Task to complete:
Using the listing below, output only the lines from the one that contains "Parse this screenshot: output" through the one that contains "Enumerate this screenshot's", inclusive, exactly as given and without images.

Source material:
= = = =

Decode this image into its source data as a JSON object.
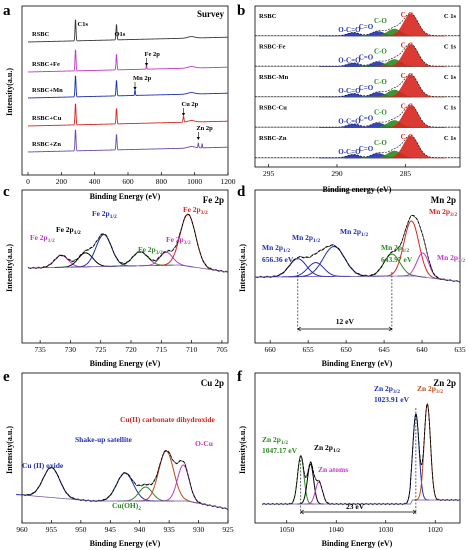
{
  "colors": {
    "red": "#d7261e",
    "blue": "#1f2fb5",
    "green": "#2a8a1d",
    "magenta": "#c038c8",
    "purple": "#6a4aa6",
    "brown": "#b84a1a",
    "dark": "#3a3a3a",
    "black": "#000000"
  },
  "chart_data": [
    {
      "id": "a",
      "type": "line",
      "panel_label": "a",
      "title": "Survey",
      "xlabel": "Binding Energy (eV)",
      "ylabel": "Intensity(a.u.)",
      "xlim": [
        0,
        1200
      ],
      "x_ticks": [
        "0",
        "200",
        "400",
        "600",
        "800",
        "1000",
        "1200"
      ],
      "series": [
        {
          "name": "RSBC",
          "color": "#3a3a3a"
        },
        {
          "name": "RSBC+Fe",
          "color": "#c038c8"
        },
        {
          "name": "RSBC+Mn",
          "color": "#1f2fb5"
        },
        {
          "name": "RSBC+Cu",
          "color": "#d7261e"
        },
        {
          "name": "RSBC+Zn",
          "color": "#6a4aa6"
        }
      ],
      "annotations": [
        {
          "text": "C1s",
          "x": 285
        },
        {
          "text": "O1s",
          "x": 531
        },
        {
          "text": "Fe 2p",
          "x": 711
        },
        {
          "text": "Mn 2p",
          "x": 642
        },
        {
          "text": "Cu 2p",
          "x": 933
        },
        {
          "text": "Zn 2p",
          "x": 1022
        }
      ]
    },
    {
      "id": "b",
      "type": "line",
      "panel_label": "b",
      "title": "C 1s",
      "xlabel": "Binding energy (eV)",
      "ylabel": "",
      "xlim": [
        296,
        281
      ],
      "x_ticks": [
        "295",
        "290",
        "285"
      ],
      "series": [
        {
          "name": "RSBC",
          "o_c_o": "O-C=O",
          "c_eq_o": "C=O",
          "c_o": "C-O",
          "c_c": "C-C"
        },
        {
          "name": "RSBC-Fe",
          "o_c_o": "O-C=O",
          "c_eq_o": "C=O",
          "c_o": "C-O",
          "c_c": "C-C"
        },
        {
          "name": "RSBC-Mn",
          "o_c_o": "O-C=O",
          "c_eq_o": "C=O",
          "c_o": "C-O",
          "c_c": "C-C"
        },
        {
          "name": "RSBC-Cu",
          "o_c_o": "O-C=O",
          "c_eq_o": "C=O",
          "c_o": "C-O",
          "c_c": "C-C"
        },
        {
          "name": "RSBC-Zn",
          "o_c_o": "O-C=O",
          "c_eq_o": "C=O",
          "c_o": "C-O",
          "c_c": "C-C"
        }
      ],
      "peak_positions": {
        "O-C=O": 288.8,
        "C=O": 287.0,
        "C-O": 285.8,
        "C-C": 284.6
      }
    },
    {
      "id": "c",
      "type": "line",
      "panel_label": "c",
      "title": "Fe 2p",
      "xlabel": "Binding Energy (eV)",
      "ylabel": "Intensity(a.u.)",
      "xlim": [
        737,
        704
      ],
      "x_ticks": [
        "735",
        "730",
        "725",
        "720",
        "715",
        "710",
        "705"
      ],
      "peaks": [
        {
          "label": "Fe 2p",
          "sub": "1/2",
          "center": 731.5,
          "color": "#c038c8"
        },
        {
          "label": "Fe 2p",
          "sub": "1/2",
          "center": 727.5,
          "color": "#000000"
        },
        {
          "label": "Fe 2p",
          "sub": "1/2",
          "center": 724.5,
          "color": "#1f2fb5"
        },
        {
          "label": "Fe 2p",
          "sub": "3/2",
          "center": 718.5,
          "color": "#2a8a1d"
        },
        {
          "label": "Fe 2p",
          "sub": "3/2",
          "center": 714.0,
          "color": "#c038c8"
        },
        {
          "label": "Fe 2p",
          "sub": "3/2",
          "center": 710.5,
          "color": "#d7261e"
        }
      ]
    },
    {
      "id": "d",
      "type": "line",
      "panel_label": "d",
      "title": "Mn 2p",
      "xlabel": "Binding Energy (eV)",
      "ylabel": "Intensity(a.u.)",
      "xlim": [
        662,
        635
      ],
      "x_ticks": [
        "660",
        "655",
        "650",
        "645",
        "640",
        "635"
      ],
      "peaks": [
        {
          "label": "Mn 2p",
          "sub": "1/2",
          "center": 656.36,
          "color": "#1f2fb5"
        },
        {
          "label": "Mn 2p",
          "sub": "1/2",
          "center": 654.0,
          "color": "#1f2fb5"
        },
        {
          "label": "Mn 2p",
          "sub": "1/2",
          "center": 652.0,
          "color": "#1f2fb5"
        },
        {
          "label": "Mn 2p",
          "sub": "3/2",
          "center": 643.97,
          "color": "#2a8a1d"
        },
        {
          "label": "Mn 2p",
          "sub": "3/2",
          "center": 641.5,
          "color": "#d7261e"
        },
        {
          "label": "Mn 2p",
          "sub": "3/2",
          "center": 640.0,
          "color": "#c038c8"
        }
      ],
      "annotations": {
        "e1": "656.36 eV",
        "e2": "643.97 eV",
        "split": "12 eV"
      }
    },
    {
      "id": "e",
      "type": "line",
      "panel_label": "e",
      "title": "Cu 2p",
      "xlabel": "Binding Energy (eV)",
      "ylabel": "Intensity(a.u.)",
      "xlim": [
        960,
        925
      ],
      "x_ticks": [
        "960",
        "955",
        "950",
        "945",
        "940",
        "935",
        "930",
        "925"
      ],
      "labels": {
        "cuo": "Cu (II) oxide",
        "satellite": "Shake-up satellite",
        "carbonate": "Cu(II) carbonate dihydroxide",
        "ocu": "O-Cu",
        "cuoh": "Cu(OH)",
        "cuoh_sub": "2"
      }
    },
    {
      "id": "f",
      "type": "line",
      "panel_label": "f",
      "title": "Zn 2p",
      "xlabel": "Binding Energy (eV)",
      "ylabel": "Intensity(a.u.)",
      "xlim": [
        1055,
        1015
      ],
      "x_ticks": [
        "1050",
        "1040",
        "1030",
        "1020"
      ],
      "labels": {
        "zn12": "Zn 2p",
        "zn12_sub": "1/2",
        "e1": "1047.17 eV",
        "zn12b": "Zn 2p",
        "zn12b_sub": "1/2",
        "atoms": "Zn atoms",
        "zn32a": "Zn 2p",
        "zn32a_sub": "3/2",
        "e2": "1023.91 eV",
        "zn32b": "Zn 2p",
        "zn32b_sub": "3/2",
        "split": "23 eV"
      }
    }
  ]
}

= = = =

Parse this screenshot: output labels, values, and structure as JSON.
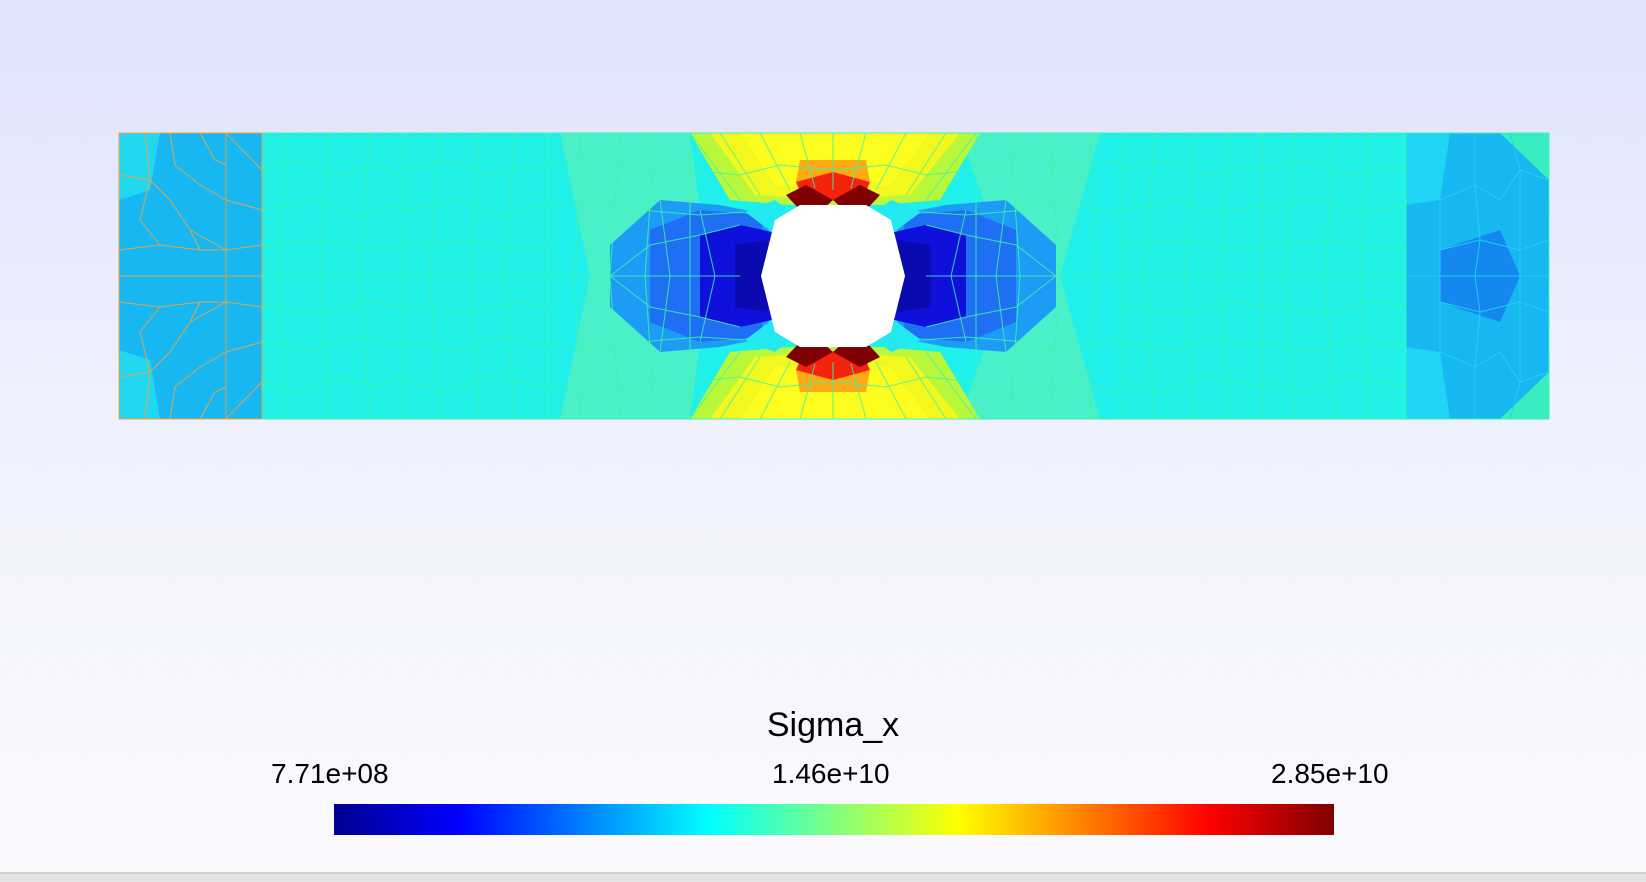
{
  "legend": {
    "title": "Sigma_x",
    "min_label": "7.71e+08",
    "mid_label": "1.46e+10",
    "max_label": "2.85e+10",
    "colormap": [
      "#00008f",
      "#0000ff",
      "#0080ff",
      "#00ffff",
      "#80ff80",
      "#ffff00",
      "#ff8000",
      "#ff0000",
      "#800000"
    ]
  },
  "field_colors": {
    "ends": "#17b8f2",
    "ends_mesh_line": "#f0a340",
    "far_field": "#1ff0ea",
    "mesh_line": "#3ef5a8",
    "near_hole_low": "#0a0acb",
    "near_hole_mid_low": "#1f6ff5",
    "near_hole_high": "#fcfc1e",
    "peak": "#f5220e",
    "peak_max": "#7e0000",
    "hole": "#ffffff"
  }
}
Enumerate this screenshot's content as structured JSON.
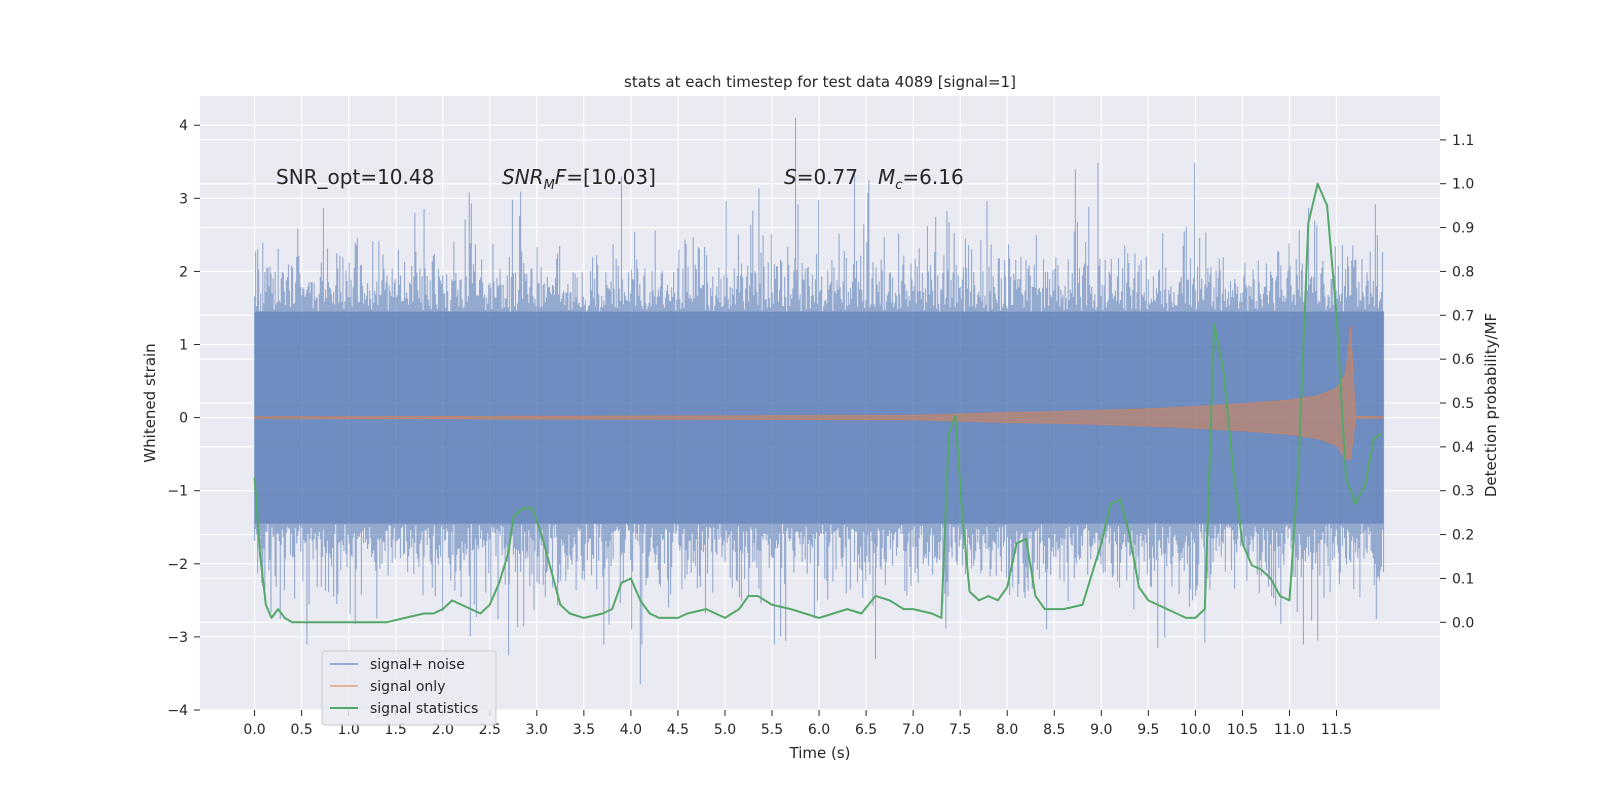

= = = =

Answer to this problem:
Parse this screenshot: output labels, values, and structure as JSON.
{
  "legend": {
    "title": "Sigma_x",
    "min_label": "7.71e+08",
    "mid_label": "1.46e+10",
    "max_label": "2.85e+10",
    "colormap": [
      "#00008f",
      "#0000ff",
      "#0080ff",
      "#00ffff",
      "#80ff80",
      "#ffff00",
      "#ff8000",
      "#ff0000",
      "#800000"
    ]
  },
  "field_colors": {
    "ends": "#17b8f2",
    "ends_mesh_line": "#f0a340",
    "far_field": "#1ff0ea",
    "mesh_line": "#3ef5a8",
    "near_hole_low": "#0a0acb",
    "near_hole_mid_low": "#1f6ff5",
    "near_hole_high": "#fcfc1e",
    "peak": "#f5220e",
    "peak_max": "#7e0000",
    "hole": "#ffffff"
  }
}
Enumerate this screenshot's content as structured JSON.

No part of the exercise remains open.